## Material for the task
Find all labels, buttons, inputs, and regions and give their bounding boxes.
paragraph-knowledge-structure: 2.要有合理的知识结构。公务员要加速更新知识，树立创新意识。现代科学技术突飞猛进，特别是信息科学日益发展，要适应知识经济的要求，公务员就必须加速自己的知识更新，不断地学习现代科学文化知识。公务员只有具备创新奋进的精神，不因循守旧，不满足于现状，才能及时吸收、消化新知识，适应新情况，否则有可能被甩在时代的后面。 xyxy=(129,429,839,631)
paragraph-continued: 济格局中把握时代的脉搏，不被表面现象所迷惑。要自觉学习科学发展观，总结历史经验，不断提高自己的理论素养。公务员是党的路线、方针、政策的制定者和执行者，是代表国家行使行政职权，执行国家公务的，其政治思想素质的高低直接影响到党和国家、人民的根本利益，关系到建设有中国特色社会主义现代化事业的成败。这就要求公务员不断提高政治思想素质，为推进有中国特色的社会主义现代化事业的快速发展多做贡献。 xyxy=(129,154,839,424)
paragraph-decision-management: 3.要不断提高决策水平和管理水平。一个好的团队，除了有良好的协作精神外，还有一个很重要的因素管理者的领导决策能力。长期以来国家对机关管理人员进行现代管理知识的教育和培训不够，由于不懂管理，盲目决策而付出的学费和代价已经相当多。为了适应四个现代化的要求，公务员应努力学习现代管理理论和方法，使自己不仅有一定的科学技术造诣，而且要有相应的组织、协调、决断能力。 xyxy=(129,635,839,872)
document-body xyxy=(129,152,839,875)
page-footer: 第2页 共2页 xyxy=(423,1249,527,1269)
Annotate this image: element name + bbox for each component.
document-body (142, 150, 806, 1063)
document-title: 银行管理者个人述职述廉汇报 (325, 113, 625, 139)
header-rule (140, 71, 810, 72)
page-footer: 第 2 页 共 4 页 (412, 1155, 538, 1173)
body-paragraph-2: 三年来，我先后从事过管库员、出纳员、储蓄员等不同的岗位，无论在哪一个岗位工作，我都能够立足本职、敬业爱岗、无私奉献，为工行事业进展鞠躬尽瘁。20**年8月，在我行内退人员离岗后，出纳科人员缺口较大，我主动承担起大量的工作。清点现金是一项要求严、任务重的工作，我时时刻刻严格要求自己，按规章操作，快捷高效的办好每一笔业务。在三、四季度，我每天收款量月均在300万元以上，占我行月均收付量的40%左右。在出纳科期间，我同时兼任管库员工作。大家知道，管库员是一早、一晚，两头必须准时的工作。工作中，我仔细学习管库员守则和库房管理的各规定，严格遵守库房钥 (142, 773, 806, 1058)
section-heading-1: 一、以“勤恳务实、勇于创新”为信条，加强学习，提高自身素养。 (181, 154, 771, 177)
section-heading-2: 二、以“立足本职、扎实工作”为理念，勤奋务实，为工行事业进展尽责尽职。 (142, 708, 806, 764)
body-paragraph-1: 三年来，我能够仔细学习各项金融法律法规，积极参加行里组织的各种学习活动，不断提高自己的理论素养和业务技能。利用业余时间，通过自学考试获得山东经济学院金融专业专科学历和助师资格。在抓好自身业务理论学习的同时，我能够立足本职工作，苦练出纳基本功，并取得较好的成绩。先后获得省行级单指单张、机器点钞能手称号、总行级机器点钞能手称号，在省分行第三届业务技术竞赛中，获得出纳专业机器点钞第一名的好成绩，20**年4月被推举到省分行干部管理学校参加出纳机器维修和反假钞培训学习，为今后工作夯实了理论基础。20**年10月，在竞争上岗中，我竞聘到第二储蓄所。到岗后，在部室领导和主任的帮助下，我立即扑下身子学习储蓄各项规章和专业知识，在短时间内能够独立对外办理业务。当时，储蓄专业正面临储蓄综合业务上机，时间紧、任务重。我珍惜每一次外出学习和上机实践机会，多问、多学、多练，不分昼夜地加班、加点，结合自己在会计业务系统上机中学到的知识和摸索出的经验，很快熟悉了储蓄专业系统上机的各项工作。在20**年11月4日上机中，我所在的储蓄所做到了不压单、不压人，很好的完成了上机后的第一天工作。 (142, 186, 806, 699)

## What is needed
Copy out every item above line by line, reproducing each one word for word.

## Exercise solution
Find all labels, buttons, inputs, and regions and give their bounding boxes.
paragraph-knowledge-structure: 2.要有合理的知识结构。公务员要加速更新知识，树立创新意识。现代科学技术突飞猛进，特别是信息科学日益发展，要适应知识经济的要求，公务员就必须加速自己的知识更新，不断地学习现代科学文化知识。公务员只有具备创新奋进的精神，不因循守旧，不满足于现状，才能及时吸收、消化新知识，适应新情况，否则有可能被甩在时代的后面。 xyxy=(129,429,839,631)
paragraph-continued: 济格局中把握时代的脉搏，不被表面现象所迷惑。要自觉学习科学发展观，总结历史经验，不断提高自己的理论素养。公务员是党的路线、方针、政策的制定者和执行者，是代表国家行使行政职权，执行国家公务的，其政治思想素质的高低直接影响到党和国家、人民的根本利益，关系到建设有中国特色社会主义现代化事业的成败。这就要求公务员不断提高政治思想素质，为推进有中国特色的社会主义现代化事业的快速发展多做贡献。 xyxy=(129,154,839,424)
paragraph-decision-management: 3.要不断提高决策水平和管理水平。一个好的团队，除了有良好的协作精神外，还有一个很重要的因素管理者的领导决策能力。长期以来国家对机关管理人员进行现代管理知识的教育和培训不够，由于不懂管理，盲目决策而付出的学费和代价已经相当多。为了适应四个现代化的要求，公务员应努力学习现代管理理论和方法，使自己不仅有一定的科学技术造诣，而且要有相应的组织、协调、决断能力。 xyxy=(129,635,839,872)
document-body xyxy=(129,152,839,875)
page-footer: 第2页 共2页 xyxy=(423,1249,527,1269)
Annotate this image: element name + bbox for each component.
document-body (142, 150, 806, 1063)
document-title: 银行管理者个人述职述廉汇报 (325, 113, 625, 139)
header-rule (140, 71, 810, 72)
page-footer: 第 2 页 共 4 页 (412, 1155, 538, 1173)
body-paragraph-2: 三年来，我先后从事过管库员、出纳员、储蓄员等不同的岗位，无论在哪一个岗位工作，我都能够立足本职、敬业爱岗、无私奉献，为工行事业进展鞠躬尽瘁。20**年8月，在我行内退人员离岗后，出纳科人员缺口较大，我主动承担起大量的工作。清点现金是一项要求严、任务重的工作，我时时刻刻严格要求自己，按规章操作，快捷高效的办好每一笔业务。在三、四季度，我每天收款量月均在300万元以上，占我行月均收付量的40%左右。在出纳科期间，我同时兼任管库员工作。大家知道，管库员是一早、一晚，两头必须准时的工作。工作中，我仔细学习管库员守则和库房管理的各规定，严格遵守库房钥 (142, 773, 806, 1058)
section-heading-1: 一、以“勤恳务实、勇于创新”为信条，加强学习，提高自身素养。 (181, 154, 771, 177)
section-heading-2: 二、以“立足本职、扎实工作”为理念，勤奋务实，为工行事业进展尽责尽职。 (142, 708, 806, 764)
body-paragraph-1: 三年来，我能够仔细学习各项金融法律法规，积极参加行里组织的各种学习活动，不断提高自己的理论素养和业务技能。利用业余时间，通过自学考试获得山东经济学院金融专业专科学历和助师资格。在抓好自身业务理论学习的同时，我能够立足本职工作，苦练出纳基本功，并取得较好的成绩。先后获得省行级单指单张、机器点钞能手称号、总行级机器点钞能手称号，在省分行第三届业务技术竞赛中，获得出纳专业机器点钞第一名的好成绩，20**年4月被推举到省分行干部管理学校参加出纳机器维修和反假钞培训学习，为今后工作夯实了理论基础。20**年10月，在竞争上岗中，我竞聘到第二储蓄所。到岗后，在部室领导和主任的帮助下，我立即扑下身子学习储蓄各项规章和专业知识，在短时间内能够独立对外办理业务。当时，储蓄专业正面临储蓄综合业务上机，时间紧、任务重。我珍惜每一次外出学习和上机实践机会，多问、多学、多练，不分昼夜地加班、加点，结合自己在会计业务系统上机中学到的知识和摸索出的经验，很快熟悉了储蓄专业系统上机的各项工作。在20**年11月4日上机中，我所在的储蓄所做到了不压单、不压人，很好的完成了上机后的第一天工作。 (142, 186, 806, 699)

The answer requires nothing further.